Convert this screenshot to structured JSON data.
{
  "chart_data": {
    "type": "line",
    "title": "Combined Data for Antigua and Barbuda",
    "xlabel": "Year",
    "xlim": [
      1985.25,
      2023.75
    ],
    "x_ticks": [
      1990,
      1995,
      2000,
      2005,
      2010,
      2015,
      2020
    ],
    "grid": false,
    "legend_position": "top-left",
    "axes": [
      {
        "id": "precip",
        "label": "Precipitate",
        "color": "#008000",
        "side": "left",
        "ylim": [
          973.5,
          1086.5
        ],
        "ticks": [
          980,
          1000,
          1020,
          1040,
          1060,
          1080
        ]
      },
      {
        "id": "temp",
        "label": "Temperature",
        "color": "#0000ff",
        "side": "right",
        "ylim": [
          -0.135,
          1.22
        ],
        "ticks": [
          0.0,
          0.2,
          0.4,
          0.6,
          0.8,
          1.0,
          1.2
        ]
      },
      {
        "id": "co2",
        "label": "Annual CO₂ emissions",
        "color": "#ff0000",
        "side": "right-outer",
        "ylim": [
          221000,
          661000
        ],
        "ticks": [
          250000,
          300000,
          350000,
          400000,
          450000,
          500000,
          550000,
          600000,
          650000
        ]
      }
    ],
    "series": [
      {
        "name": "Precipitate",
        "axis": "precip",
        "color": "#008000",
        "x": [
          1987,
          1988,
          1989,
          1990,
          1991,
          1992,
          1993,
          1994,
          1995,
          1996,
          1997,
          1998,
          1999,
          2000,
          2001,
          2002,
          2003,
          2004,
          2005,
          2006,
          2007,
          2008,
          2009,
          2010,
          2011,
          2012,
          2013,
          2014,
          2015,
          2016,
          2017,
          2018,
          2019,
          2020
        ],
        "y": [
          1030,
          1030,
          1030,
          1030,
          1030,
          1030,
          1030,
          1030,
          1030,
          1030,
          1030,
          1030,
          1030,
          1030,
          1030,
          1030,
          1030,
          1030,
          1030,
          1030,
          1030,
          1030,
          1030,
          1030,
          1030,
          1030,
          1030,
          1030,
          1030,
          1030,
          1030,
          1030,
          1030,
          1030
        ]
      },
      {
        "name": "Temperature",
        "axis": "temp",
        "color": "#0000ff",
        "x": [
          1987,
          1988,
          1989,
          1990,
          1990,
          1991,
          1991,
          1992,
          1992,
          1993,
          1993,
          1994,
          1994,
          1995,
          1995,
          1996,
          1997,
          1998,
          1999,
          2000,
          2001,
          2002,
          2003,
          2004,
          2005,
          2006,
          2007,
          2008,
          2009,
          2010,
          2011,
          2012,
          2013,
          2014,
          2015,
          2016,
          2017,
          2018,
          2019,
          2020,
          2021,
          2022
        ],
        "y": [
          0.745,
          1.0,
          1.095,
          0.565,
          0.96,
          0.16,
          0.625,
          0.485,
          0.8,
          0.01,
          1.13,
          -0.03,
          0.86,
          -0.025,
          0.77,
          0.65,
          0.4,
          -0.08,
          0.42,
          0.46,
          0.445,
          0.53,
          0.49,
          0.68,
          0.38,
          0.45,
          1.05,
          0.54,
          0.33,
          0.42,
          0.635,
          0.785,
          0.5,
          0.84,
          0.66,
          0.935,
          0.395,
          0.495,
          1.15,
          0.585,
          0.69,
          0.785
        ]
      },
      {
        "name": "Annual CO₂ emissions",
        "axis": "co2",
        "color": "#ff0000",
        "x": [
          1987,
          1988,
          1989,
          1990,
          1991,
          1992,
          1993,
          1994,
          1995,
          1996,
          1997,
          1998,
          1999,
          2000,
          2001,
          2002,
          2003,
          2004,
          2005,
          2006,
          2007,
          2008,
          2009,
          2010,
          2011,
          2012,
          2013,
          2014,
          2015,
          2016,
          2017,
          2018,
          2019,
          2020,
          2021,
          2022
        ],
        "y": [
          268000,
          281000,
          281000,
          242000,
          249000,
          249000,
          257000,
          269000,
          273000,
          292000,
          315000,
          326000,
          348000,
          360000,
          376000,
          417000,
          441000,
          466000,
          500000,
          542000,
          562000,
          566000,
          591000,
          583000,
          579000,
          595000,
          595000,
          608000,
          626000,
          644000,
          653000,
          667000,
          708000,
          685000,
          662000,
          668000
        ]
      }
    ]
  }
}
--------
◆ WHAT IS NEEDED ◆
Send back each record exactly as it stands.

◆ WORKED ANSWER ◆
Convert this screenshot to structured JSON data.
{
  "chart_data": {
    "type": "line",
    "title": "Combined Data for Antigua and Barbuda",
    "xlabel": "Year",
    "xlim": [
      1985.25,
      2023.75
    ],
    "x_ticks": [
      1990,
      1995,
      2000,
      2005,
      2010,
      2015,
      2020
    ],
    "grid": false,
    "legend_position": "top-left",
    "axes": [
      {
        "id": "precip",
        "label": "Precipitate",
        "color": "#008000",
        "side": "left",
        "ylim": [
          973.5,
          1086.5
        ],
        "ticks": [
          980,
          1000,
          1020,
          1040,
          1060,
          1080
        ]
      },
      {
        "id": "temp",
        "label": "Temperature",
        "color": "#0000ff",
        "side": "right",
        "ylim": [
          -0.135,
          1.22
        ],
        "ticks": [
          0.0,
          0.2,
          0.4,
          0.6,
          0.8,
          1.0,
          1.2
        ]
      },
      {
        "id": "co2",
        "label": "Annual CO₂ emissions",
        "color": "#ff0000",
        "side": "right-outer",
        "ylim": [
          221000,
          661000
        ],
        "ticks": [
          250000,
          300000,
          350000,
          400000,
          450000,
          500000,
          550000,
          600000,
          650000
        ]
      }
    ],
    "series": [
      {
        "name": "Precipitate",
        "axis": "precip",
        "color": "#008000",
        "x": [
          1987,
          1988,
          1989,
          1990,
          1991,
          1992,
          1993,
          1994,
          1995,
          1996,
          1997,
          1998,
          1999,
          2000,
          2001,
          2002,
          2003,
          2004,
          2005,
          2006,
          2007,
          2008,
          2009,
          2010,
          2011,
          2012,
          2013,
          2014,
          2015,
          2016,
          2017,
          2018,
          2019,
          2020
        ],
        "y": [
          1030,
          1030,
          1030,
          1030,
          1030,
          1030,
          1030,
          1030,
          1030,
          1030,
          1030,
          1030,
          1030,
          1030,
          1030,
          1030,
          1030,
          1030,
          1030,
          1030,
          1030,
          1030,
          1030,
          1030,
          1030,
          1030,
          1030,
          1030,
          1030,
          1030,
          1030,
          1030,
          1030,
          1030
        ]
      },
      {
        "name": "Temperature",
        "axis": "temp",
        "color": "#0000ff",
        "x": [
          1987,
          1988,
          1989,
          1990,
          1990,
          1991,
          1991,
          1992,
          1992,
          1993,
          1993,
          1994,
          1994,
          1995,
          1995,
          1996,
          1997,
          1998,
          1999,
          2000,
          2001,
          2002,
          2003,
          2004,
          2005,
          2006,
          2007,
          2008,
          2009,
          2010,
          2011,
          2012,
          2013,
          2014,
          2015,
          2016,
          2017,
          2018,
          2019,
          2020,
          2021,
          2022
        ],
        "y": [
          0.745,
          1.0,
          1.095,
          0.565,
          0.96,
          0.16,
          0.625,
          0.485,
          0.8,
          0.01,
          1.13,
          -0.03,
          0.86,
          -0.025,
          0.77,
          0.65,
          0.4,
          -0.08,
          0.42,
          0.46,
          0.445,
          0.53,
          0.49,
          0.68,
          0.38,
          0.45,
          1.05,
          0.54,
          0.33,
          0.42,
          0.635,
          0.785,
          0.5,
          0.84,
          0.66,
          0.935,
          0.395,
          0.495,
          1.15,
          0.585,
          0.69,
          0.785
        ]
      },
      {
        "name": "Annual CO₂ emissions",
        "axis": "co2",
        "color": "#ff0000",
        "x": [
          1987,
          1988,
          1989,
          1990,
          1991,
          1992,
          1993,
          1994,
          1995,
          1996,
          1997,
          1998,
          1999,
          2000,
          2001,
          2002,
          2003,
          2004,
          2005,
          2006,
          2007,
          2008,
          2009,
          2010,
          2011,
          2012,
          2013,
          2014,
          2015,
          2016,
          2017,
          2018,
          2019,
          2020,
          2021,
          2022
        ],
        "y": [
          268000,
          281000,
          281000,
          242000,
          249000,
          249000,
          257000,
          269000,
          273000,
          292000,
          315000,
          326000,
          348000,
          360000,
          376000,
          417000,
          441000,
          466000,
          500000,
          542000,
          562000,
          566000,
          591000,
          583000,
          579000,
          595000,
          595000,
          608000,
          626000,
          644000,
          653000,
          667000,
          708000,
          685000,
          662000,
          668000
        ]
      }
    ]
  }
}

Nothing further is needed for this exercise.